• [TEXTO DO EXERCÍCIO]:
========================

MPF contesta Gilmar Mendes sobre trânsito de advogado com Lava Jato

Em entrevista ao jornal Estado de S.Paulo, ministro do Supremo colocou em xeque a relação do advogado Nythalmar Filho com procuradores

atualizado 19/04/2021 20:38

Rosinei Coutinho/SCO/STF

Rio de Janeiro – O Ministério Público Federal (MPF), em nota, contestou o ministro Gilmar Mendes, do Supremo Tribunal Federal (STF), que em entrevista no domingo (18/4), ao jornal Estado de S.Paulo, afirmou que o advogado Nythalmar Dias Ferreira Filho tinha trânsito com os procuradores da Lava Jato do Rio de Janeiro que coordenavam as delações premiadas. “A afirmativa feita pelo ministro não é verdadeira, e a tentativa de impor uma narrativa é facilmente desmentida pelos fatos”, afirmaram os procuradores.

Na entrevista, Mendes citou a 7ª Vara Federal Criminal, cujo titular é o juiz Marcelo Bretas. “Houve, de alguma forma, um colapso aí, em termos de gestão administrativa. Esses problemas se multiplicam”, disse o ministro.

“De alguma forma, estão ocorrendo episódios semelhantes na 7ª Vara do Rio de Janeiro. Em que aparece um superadvogado Nythalmar Filho, alvo de mandados de busca da Polícia Federal, que teria relacionamento com o juiz Marcelo Bretas, que teria trânsito com os procuradores, que faziam todas as delações. Nesse mundo obscuro que é o Rio de Janeiro. O combate à corrupção não pode ser instrumento de corrupção”, completou.

A força-tarefa da Lava Jato, no esclarecimento, negou as informações do ministro.

========================

• [DADOS EXTRAÍDOS]:
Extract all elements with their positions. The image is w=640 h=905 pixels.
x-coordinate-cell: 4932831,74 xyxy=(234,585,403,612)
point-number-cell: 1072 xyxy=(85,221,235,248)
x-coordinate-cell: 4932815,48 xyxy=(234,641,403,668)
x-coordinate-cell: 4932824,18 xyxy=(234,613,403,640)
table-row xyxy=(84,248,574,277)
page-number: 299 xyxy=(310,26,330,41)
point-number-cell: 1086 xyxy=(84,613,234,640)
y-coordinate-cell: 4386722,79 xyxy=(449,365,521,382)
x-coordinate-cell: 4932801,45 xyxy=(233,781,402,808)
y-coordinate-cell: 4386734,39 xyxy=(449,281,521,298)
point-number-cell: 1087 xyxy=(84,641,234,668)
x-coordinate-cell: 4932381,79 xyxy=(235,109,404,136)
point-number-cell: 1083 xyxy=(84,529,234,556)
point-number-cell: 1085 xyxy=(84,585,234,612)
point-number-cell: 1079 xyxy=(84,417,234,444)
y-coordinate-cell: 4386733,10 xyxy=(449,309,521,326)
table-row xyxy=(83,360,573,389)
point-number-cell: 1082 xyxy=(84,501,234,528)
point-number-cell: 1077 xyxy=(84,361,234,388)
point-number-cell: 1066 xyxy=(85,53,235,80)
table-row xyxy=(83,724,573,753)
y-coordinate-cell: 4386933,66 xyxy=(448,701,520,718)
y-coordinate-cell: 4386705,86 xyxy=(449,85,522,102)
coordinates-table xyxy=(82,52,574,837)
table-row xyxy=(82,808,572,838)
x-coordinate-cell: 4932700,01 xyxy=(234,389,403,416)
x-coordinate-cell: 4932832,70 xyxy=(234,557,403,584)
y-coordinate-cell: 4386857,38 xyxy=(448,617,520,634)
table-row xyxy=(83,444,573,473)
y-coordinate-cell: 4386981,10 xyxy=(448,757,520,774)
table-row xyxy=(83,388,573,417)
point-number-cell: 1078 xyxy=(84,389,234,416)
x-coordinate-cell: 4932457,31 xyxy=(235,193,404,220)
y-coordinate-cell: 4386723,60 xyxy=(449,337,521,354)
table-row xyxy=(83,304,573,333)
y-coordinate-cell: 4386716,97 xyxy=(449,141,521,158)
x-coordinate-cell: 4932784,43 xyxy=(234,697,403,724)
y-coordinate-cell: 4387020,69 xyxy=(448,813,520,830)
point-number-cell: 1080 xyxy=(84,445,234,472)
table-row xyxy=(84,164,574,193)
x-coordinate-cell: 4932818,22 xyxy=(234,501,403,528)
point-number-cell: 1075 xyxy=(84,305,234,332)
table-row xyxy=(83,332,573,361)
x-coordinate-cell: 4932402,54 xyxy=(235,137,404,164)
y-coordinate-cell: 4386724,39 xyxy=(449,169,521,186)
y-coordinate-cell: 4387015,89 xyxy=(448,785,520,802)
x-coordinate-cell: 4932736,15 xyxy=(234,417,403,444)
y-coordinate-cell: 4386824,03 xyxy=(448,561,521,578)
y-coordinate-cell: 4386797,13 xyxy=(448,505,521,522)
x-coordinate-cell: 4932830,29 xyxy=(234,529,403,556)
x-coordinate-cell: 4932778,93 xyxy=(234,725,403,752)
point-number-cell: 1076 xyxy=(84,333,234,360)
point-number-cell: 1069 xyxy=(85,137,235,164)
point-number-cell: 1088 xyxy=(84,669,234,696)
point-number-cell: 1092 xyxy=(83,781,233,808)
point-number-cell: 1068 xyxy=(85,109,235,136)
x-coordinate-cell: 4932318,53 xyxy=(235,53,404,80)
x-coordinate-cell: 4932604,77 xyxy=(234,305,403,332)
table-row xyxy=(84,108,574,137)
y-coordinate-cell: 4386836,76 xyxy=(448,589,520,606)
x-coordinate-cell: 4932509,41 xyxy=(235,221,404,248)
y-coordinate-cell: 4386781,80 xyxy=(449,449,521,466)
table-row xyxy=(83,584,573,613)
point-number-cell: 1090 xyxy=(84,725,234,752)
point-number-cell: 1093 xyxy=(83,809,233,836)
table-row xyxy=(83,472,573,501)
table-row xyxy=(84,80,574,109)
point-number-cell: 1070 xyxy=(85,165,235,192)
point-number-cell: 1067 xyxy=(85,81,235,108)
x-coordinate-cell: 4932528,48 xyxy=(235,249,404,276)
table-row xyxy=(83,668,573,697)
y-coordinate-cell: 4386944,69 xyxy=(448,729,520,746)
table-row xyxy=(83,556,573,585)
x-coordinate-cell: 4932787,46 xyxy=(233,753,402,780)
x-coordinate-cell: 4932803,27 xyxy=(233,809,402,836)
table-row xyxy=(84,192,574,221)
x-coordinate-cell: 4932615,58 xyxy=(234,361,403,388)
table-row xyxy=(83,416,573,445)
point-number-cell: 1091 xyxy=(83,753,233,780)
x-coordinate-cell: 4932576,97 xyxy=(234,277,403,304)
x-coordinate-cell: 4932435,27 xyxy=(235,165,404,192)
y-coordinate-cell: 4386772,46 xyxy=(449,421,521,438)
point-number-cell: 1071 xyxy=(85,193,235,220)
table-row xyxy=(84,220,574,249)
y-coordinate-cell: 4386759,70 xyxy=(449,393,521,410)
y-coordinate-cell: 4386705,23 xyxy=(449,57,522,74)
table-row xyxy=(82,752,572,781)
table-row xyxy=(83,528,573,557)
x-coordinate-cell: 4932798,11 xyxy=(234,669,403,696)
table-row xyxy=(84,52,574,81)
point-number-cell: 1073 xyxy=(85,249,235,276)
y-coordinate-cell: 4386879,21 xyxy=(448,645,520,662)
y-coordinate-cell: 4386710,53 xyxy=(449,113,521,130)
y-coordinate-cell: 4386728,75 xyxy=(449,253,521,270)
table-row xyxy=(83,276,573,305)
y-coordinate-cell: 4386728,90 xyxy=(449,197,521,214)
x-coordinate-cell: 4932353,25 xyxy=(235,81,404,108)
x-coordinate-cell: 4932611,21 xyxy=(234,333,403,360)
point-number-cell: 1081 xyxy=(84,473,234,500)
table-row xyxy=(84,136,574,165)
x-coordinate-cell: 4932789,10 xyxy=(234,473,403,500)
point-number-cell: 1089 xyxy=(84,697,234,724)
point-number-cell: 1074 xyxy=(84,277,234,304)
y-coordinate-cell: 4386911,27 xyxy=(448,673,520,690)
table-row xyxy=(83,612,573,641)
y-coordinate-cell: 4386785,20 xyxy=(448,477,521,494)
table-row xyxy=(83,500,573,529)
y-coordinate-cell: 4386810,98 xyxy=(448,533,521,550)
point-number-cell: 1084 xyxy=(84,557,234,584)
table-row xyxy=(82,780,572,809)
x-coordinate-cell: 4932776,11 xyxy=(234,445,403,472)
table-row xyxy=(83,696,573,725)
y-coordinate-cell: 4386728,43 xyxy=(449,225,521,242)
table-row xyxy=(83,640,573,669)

========================

• [ENUNCIADO A]:
Com base no texto do exercício, responda:
(i) A que jornal o ministro Gilmar Mendes concedeu a entrevista?
(ii) Quem é o titular da 7ª Vara Federal Criminal?
(iii) Por qual meio o MPF contestou o ministro?
• [ENUNCIADO B]:
Segundo o texto do exercício, por que o MPF contestou o ministro Gilmar Mendes? Responda em até três frases.
• [ENUNCIADO C]:
Resuma o texto do exercício em duas frases.

• [RESOLUÇÃO ESCRITA A]:
(i) Ao jornal Estado de S.Paulo.
(ii) O juiz Marcelo Bretas.
(iii) Por meio de uma nota.

• [RESOLUÇÃO ESCRITA B]:
O ministro afirmou, em entrevista, que o advogado Nythalmar Dias Ferreira Filho tinha trânsito com os procuradores da Lava Jato do Rio de Janeiro que coordenavam as delações premiadas. Para os procuradores, essa afirmativa não é verdadeira, e a tentativa de impor uma narrativa é facilmente desmentida pelos fatos.

• [RESOLUÇÃO ESCRITA C]:
Em nota, o MPF contestou o ministro Gilmar Mendes, do STF, que afirmou ao jornal Estado de S.Paulo que o advogado Nythalmar Filho tinha trânsito com os procuradores da Lava Jato do Rio de Janeiro. Na entrevista, o ministro também citou a 7ª Vara Federal Criminal, do juiz Marcelo Bretas, e a força-tarefa negou as informações dele.